* **Dataset records**:

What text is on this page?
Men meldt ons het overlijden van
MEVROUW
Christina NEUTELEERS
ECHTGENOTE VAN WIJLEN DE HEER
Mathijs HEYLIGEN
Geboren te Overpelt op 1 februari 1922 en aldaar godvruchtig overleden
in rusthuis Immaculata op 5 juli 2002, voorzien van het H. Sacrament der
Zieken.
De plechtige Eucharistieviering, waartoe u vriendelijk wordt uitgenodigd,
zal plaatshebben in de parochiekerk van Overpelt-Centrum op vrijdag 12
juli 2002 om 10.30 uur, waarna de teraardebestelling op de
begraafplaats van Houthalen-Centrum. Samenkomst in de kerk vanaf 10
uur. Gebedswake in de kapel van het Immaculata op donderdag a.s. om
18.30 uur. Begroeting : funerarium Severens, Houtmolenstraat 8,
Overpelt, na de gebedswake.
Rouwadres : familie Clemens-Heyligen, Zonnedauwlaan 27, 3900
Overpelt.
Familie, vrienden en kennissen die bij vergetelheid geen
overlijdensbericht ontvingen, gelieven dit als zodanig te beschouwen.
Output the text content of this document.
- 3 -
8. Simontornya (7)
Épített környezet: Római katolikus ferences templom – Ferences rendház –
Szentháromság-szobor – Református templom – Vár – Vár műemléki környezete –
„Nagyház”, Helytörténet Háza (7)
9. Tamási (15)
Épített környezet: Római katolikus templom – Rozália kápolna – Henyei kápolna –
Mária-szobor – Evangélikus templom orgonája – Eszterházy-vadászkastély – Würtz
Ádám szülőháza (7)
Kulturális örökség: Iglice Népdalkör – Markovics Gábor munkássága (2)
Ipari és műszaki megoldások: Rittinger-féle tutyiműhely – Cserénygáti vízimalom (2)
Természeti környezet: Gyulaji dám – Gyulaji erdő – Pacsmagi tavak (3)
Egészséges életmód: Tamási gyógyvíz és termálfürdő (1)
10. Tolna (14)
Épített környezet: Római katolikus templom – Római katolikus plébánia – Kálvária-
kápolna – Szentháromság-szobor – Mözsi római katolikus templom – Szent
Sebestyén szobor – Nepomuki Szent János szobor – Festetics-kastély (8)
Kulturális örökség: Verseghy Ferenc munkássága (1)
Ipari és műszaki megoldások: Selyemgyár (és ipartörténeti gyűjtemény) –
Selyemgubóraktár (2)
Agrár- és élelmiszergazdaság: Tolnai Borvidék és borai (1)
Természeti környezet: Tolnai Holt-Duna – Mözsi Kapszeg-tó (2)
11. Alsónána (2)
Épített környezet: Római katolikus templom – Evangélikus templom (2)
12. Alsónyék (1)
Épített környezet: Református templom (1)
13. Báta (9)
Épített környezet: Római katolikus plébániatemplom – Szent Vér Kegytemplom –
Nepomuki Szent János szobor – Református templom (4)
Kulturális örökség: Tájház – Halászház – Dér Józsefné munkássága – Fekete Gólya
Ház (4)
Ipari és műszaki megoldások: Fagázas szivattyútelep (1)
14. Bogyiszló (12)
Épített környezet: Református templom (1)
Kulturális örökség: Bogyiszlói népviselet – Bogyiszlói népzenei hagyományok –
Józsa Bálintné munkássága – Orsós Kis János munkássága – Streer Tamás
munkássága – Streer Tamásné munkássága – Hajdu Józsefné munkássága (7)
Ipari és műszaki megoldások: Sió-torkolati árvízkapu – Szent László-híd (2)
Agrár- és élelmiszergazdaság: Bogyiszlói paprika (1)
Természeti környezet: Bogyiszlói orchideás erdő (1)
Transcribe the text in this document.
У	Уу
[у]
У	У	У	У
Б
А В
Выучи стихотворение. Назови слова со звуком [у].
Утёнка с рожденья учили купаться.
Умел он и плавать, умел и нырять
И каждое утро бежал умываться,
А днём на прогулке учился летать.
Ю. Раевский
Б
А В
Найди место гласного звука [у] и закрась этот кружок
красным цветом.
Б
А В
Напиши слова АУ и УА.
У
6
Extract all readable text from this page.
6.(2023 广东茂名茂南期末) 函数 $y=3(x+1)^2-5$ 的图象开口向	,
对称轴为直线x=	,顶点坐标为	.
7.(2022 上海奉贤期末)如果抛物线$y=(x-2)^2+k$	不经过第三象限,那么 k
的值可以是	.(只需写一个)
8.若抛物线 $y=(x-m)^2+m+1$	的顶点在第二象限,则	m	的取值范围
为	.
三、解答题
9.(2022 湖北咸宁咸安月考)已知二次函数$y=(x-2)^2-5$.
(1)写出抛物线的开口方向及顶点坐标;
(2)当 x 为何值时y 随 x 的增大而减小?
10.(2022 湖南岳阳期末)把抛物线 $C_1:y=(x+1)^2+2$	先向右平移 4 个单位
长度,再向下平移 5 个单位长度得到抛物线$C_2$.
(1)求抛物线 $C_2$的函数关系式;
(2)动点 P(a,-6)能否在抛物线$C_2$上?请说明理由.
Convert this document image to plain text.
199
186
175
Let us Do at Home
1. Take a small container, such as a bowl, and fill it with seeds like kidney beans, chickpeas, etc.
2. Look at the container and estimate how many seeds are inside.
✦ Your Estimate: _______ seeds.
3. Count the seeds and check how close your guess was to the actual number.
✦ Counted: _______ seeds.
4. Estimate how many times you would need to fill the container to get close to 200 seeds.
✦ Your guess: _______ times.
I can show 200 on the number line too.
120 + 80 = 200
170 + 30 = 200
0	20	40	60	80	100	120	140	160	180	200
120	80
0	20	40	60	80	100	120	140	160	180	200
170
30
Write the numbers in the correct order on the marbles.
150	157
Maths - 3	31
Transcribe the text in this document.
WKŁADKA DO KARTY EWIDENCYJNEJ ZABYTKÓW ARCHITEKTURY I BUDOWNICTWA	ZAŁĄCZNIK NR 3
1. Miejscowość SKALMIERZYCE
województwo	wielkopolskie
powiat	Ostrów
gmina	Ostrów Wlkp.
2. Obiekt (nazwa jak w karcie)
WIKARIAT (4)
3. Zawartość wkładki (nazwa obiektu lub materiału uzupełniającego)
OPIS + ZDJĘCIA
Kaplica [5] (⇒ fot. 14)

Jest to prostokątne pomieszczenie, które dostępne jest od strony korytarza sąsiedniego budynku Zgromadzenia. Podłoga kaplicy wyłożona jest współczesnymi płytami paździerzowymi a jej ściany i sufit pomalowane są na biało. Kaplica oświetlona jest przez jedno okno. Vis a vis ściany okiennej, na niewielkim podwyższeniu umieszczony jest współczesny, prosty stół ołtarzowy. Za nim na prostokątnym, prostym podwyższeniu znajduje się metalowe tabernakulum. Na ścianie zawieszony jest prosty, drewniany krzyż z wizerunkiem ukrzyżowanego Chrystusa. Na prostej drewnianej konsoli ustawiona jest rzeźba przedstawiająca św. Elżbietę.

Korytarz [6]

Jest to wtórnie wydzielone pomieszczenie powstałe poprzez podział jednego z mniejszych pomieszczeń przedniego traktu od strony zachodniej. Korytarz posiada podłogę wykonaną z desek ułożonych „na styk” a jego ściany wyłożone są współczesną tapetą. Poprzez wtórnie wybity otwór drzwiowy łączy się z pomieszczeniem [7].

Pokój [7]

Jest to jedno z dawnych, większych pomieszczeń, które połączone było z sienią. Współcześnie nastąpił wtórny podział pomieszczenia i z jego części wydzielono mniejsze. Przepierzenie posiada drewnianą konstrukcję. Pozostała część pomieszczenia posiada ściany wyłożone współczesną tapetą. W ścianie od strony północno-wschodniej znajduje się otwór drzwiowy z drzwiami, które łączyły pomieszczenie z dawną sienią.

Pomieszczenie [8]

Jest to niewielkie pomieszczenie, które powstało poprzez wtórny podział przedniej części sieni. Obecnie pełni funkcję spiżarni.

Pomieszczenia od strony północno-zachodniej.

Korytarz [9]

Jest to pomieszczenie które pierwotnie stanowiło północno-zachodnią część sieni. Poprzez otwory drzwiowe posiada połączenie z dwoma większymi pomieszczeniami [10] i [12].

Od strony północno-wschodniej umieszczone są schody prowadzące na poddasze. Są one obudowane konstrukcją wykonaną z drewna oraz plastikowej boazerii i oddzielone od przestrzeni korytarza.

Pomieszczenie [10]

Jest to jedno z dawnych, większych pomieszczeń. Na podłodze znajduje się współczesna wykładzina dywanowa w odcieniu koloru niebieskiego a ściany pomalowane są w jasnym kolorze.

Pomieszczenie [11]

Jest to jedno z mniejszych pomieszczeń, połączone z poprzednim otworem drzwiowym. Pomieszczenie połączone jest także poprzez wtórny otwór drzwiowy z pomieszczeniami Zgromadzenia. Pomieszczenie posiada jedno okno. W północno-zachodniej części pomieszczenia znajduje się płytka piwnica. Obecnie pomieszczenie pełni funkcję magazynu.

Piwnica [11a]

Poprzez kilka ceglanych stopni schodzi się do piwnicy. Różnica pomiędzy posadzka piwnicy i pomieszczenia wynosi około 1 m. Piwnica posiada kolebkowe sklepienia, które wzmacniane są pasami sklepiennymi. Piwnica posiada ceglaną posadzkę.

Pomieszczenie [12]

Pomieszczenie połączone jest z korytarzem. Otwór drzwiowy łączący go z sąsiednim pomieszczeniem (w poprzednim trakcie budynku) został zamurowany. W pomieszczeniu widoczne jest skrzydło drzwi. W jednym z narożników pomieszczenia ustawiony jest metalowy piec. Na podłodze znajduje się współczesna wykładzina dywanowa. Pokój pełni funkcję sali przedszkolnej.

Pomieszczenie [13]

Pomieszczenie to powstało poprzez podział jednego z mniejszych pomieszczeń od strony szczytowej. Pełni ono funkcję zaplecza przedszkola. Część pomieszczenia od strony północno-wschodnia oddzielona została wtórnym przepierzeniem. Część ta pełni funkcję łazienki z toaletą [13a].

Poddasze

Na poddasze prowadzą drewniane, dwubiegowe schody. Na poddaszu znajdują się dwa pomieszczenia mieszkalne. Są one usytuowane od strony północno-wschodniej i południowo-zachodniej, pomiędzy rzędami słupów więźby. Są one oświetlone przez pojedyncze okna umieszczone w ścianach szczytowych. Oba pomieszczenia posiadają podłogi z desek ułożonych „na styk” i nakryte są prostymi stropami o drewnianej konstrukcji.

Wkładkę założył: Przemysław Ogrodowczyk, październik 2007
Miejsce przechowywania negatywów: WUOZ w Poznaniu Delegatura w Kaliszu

* **Task details**: Filter the records for lines holding the string "Nepomuki". Copy each one.

* **Task output**:
Sebestyén szobor – Nepomuki Szent János szobor – Festetics-kastély (8)
Nepomuki Szent János szobor – Református templom (4)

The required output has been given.